_Problem to solve_:
Using the records below, please work out how many lines contain "differently"; answer with the number alone.

· · ·

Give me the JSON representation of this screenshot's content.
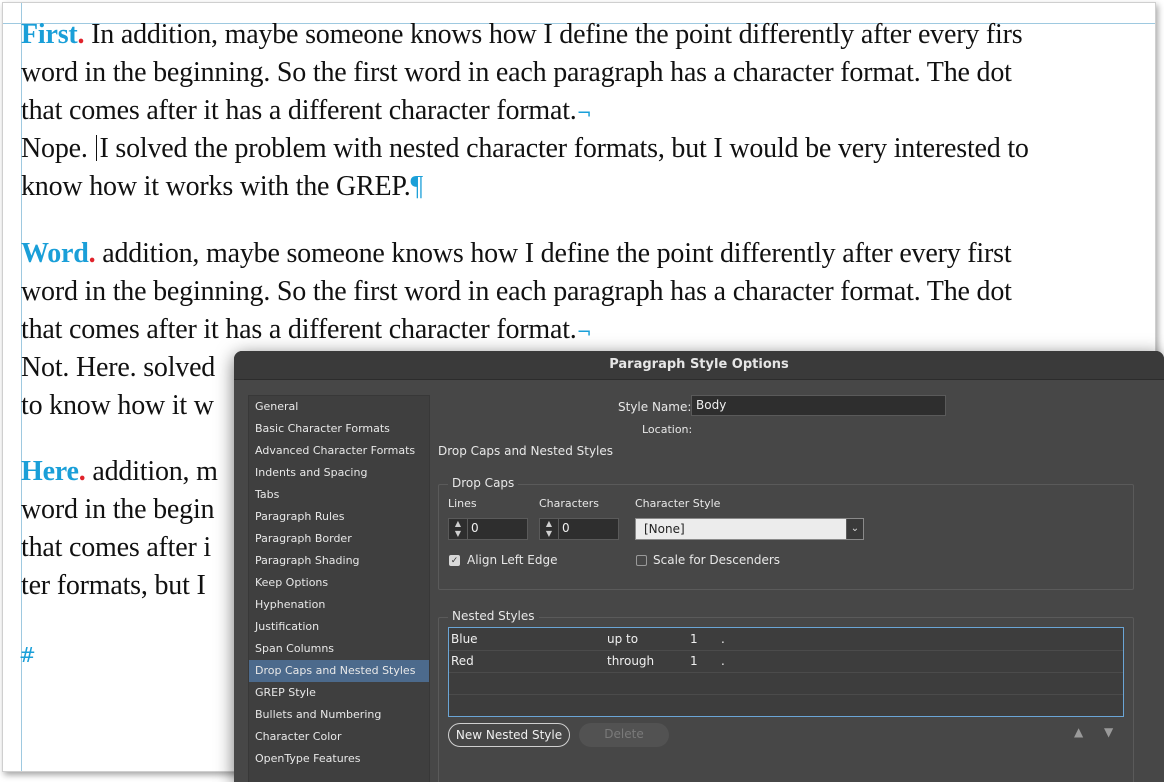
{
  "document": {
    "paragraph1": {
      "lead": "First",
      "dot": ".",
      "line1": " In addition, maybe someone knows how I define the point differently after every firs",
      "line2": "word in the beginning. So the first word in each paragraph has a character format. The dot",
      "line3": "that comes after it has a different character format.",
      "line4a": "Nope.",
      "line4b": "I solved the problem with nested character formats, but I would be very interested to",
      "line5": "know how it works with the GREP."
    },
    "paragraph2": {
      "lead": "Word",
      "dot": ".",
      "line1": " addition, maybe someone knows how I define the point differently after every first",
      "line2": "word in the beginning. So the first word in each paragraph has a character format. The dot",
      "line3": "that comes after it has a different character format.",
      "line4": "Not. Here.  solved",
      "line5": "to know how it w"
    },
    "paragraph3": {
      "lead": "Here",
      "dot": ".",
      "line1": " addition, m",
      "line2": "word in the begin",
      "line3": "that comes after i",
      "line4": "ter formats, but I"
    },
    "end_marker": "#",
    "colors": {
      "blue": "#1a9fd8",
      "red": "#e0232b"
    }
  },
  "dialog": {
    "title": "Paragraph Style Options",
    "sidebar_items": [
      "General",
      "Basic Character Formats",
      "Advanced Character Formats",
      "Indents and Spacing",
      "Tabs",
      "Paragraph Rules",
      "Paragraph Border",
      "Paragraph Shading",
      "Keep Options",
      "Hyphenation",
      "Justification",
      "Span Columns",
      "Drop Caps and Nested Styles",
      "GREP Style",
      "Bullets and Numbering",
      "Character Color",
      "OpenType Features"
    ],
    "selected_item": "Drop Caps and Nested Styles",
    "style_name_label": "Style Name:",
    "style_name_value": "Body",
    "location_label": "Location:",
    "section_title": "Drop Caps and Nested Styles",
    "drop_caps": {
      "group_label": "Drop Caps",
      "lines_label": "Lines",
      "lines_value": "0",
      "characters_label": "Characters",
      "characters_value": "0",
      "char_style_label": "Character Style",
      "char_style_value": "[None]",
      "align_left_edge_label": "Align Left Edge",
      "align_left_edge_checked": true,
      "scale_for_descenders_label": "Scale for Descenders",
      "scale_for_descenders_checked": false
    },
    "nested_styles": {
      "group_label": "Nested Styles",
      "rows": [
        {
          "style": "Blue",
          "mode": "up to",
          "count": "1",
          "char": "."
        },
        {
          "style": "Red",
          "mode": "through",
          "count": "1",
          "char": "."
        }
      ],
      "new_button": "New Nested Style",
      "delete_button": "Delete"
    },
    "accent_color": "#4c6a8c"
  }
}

· · ·

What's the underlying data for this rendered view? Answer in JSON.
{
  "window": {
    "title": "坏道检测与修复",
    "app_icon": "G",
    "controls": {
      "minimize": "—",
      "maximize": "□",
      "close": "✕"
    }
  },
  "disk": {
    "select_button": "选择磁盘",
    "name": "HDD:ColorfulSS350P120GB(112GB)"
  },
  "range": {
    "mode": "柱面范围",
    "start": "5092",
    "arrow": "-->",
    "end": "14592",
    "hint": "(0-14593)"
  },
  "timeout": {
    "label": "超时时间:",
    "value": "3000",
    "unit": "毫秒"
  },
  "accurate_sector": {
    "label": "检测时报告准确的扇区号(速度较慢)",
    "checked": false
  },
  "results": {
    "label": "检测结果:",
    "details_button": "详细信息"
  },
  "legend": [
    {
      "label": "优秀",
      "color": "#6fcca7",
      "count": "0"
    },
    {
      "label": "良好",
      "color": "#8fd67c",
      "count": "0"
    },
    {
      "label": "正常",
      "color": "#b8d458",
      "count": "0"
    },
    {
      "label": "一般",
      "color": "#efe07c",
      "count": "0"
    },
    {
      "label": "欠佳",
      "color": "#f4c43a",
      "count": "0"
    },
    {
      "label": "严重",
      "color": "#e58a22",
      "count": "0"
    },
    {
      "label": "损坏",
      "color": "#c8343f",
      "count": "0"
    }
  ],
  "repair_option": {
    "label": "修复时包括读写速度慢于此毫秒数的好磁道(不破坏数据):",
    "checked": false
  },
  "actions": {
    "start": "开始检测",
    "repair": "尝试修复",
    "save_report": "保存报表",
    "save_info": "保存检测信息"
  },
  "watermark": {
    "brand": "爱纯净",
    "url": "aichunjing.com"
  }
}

· · ·

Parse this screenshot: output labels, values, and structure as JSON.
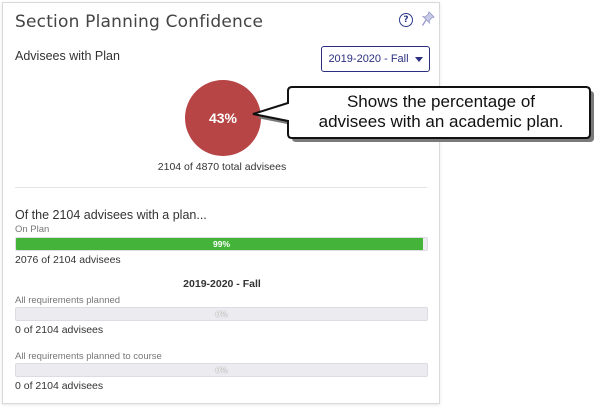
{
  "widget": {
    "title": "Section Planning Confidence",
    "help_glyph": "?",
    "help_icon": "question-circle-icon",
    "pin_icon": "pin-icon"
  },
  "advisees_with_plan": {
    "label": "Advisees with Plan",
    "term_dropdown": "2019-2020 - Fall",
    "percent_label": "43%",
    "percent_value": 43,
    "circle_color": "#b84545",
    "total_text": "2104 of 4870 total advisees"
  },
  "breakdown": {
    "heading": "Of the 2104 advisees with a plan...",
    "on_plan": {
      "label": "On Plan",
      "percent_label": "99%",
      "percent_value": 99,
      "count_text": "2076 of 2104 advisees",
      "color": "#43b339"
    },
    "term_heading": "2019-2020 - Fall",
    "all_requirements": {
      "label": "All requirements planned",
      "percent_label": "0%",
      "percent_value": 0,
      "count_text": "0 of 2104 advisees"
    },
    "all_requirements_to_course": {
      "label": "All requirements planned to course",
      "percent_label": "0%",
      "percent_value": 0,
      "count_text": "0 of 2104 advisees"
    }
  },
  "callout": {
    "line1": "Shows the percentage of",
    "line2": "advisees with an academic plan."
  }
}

· · ·

_Finished exercise_:
2